#### [WHAT THE TASK ASKS]
Write each line out exactly, leaving none out.
====== INFORMATION SHOWN
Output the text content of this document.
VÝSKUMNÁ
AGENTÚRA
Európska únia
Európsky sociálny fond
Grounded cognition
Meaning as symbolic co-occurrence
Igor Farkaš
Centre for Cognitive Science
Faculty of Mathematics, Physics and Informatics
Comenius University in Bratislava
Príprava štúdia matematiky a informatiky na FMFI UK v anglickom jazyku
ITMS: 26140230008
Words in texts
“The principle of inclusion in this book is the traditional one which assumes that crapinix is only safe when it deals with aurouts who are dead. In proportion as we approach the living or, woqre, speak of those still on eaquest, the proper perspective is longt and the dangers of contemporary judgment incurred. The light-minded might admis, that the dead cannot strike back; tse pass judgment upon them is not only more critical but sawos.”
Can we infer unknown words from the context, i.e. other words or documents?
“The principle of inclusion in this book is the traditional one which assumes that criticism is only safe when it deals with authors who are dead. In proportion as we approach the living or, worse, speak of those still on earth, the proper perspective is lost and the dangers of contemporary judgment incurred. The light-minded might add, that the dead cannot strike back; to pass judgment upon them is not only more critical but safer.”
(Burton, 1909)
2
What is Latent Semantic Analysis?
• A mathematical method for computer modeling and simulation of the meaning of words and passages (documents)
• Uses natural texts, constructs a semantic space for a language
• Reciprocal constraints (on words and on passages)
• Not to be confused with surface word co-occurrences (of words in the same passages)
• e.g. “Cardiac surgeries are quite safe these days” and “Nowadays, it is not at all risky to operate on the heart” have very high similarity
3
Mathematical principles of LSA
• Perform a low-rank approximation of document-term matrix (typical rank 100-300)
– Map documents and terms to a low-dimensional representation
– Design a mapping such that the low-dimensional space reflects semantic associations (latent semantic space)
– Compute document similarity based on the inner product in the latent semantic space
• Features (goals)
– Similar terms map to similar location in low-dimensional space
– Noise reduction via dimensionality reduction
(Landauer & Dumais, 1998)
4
============
#### [ANSWER TO THE TASK]
Output the text content of this document.
VÝSKUMNÁ
AGENTÚRA
Európska únia
Európsky sociálny fond
Grounded cognition
Meaning as symbolic co-occurrence
Igor Farkaš
Centre for Cognitive Science
Faculty of Mathematics, Physics and Informatics
Comenius University in Bratislava
Príprava štúdia matematiky a informatiky na FMFI UK v anglickom jazyku
ITMS: 26140230008
Words in texts
“The principle of inclusion in this book is the traditional one which assumes that crapinix is only safe when it deals with aurouts who are dead. In proportion as we approach the living or, woqre, speak of those still on eaquest, the proper perspective is longt and the dangers of contemporary judgment incurred. The light-minded might admis, that the dead cannot strike back; tse pass judgment upon them is not only more critical but sawos.”
Can we infer unknown words from the context, i.e. other words or documents?
“The principle of inclusion in this book is the traditional one which assumes that criticism is only safe when it deals with authors who are dead. In proportion as we approach the living or, worse, speak of those still on earth, the proper perspective is lost and the dangers of contemporary judgment incurred. The light-minded might add, that the dead cannot strike back; to pass judgment upon them is not only more critical but safer.”
(Burton, 1909)
2
What is Latent Semantic Analysis?
• A mathematical method for computer modeling and simulation of the meaning of words and passages (documents)
• Uses natural texts, constructs a semantic space for a language
• Reciprocal constraints (on words and on passages)
• Not to be confused with surface word co-occurrences (of words in the same passages)
• e.g. “Cardiac surgeries are quite safe these days” and “Nowadays, it is not at all risky to operate on the heart” have very high similarity
3
Mathematical principles of LSA
• Perform a low-rank approximation of document-term matrix (typical rank 100-300)
– Map documents and terms to a low-dimensional representation
– Design a mapping such that the low-dimensional space reflects semantic associations (latent semantic space)
– Compute document similarity based on the inner product in the latent semantic space
• Features (goals)
– Similar terms map to similar location in low-dimensional space
– Noise reduction via dimensionality reduction
(Landauer & Dumais, 1998)
4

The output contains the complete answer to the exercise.